## EXCERPT TO READ
-- start --
Did you know that the bill that passed in the Georgia Legislature and signed by the Governor to Amend the Charter School provision in the state constitution was actually written by ALEC? Because this is an amendment to the Georgia Constitution, we citizens must approve or reject it. You probably thought that our representatives in the state legislature sat down and wrote the bill. Nope. It was written by ALEC.

What is ALEC?

ALEC is the American Legislative Exchange Council. ALEC, according to Bill Moyers is a corporate bill mill. Through the corporate funded ALEC, corporations and state legislators work behind closed doors to write model bills, and then have them introduced into legislative sessions around the country. This is exactly what happened in Georgia. The Charter School Bill was introduced by two members of ALEC, who are Georgia legislators. Read ahead!

There are 56 Georgia State Senators and 180 members in the House of Representatives. Twenty Georgia senators and 38 members of the House are involved directly in the American Legislative Exchange Council. Of the 58 Georgia legislators that are affiliated with ALEC, ALL are Republican Party members. Two of them, Republican Reps. Jan Jones, and Edward Lindsey sponsored both charter bills, HR 1162 and HR 797. The wording used to in the Georgia bill comes directly from ALEC’s model bill on establishing a state-wide charter school commission.

By the way, the “Stand your Ground” and the immigration bills which were introduced in various states, including Georgia, were written by ALEC and then introduced by ALEC members in their respective state legislatures. Just saying…

According to the Atlanta Journal Constitution newspaper, the most recent poll shows the vote very close. According to the poll 45% say they will vote yes, 43% are opposed, and 13% either don’t know about the bill, or offered no answer.

The ALEC Charter Schools Amendment is a cleverly written bill that makes it look like charter schools can NOT be approved by the state or local districts. This is absolutely not true. Every school district in the state has the right to set up charter schools. In fact there are about 100 of them in Georgia. The Georgia Department of Education also has the right to approve charter schools.

What the ALEC charter school bill will do is take the decision-making away from local school districts, and put it in the hands of an appointed statewide board who will be sympathetic with corporations who manage brick and mortar and online charter schools which are ready to move into the state to set up shop.
-- end --
## OBJECTIVE
Summarize the text on the Georgia charter school amendment in two sentences.

## LISTING
-- start --
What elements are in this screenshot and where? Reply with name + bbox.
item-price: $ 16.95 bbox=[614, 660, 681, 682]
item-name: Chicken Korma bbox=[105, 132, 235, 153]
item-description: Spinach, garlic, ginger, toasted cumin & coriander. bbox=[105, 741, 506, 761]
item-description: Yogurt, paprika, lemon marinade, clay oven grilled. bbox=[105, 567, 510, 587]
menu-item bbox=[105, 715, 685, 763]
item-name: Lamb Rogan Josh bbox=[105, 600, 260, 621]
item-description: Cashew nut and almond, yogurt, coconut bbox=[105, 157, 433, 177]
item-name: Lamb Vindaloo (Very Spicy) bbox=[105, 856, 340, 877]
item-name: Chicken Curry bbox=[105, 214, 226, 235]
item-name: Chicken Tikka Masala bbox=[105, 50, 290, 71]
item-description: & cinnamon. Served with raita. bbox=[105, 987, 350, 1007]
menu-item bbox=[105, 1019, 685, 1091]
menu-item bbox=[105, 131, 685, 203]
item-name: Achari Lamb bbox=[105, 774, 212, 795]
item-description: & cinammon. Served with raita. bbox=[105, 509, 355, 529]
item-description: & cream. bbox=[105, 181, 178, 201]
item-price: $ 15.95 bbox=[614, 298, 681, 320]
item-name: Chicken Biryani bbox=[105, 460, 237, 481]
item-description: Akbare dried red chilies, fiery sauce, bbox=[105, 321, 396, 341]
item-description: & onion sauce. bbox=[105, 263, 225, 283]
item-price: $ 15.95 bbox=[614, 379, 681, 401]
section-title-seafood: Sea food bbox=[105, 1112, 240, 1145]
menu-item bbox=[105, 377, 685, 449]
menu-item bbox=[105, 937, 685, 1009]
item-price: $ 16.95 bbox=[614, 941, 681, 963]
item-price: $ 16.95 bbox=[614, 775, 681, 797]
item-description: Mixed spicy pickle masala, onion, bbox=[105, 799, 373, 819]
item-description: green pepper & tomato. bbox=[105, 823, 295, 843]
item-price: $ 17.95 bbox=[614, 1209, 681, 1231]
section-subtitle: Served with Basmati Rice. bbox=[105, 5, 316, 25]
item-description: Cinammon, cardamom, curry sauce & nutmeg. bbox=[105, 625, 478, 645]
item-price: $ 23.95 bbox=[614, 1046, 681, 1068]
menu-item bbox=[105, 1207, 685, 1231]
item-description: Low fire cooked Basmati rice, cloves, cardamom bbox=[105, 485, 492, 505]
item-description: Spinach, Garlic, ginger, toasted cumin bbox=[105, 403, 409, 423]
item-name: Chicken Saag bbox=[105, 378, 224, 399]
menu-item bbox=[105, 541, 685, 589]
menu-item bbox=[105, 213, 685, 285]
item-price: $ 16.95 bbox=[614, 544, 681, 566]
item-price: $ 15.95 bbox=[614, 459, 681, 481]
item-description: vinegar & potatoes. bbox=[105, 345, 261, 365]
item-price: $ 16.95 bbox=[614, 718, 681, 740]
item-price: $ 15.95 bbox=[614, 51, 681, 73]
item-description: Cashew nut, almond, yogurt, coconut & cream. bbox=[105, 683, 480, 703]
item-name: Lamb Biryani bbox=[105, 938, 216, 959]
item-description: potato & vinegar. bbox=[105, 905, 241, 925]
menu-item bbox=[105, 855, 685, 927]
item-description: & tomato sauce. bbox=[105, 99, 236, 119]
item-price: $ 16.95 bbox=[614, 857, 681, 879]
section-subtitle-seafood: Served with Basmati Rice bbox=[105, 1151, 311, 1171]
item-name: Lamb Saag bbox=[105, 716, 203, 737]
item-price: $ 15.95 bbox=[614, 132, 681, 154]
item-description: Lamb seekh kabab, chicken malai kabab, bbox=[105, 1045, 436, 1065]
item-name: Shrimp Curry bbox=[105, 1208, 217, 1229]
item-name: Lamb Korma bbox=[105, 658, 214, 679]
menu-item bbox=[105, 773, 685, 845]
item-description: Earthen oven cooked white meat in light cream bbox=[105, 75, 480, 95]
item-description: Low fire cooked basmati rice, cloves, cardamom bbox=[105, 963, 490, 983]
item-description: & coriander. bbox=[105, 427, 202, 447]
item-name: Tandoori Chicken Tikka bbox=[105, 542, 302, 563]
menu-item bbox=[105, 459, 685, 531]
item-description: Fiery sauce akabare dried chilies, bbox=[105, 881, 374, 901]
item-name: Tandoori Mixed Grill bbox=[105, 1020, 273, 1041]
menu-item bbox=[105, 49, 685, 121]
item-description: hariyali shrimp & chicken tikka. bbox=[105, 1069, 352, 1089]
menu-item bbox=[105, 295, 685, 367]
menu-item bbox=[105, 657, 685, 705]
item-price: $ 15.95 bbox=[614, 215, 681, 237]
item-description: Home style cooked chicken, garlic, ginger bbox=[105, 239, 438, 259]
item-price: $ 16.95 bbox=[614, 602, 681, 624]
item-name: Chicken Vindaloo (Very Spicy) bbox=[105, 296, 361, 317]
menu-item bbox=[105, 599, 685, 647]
-- end --
## SOLUTION TO THIS TASK
The Georgia charter school amendment, which citizens must approve or reject, was written by ALEC, a corporate-funded council through which corporations and state legislators write model bills. It was sponsored by Republican Reps. Jan Jones and Edward Lindsey, and although local school districts and the Georgia Department of Education can already approve charter schools, it would move that decision to an appointed statewide board sympathetic to corporations that manage charter schools.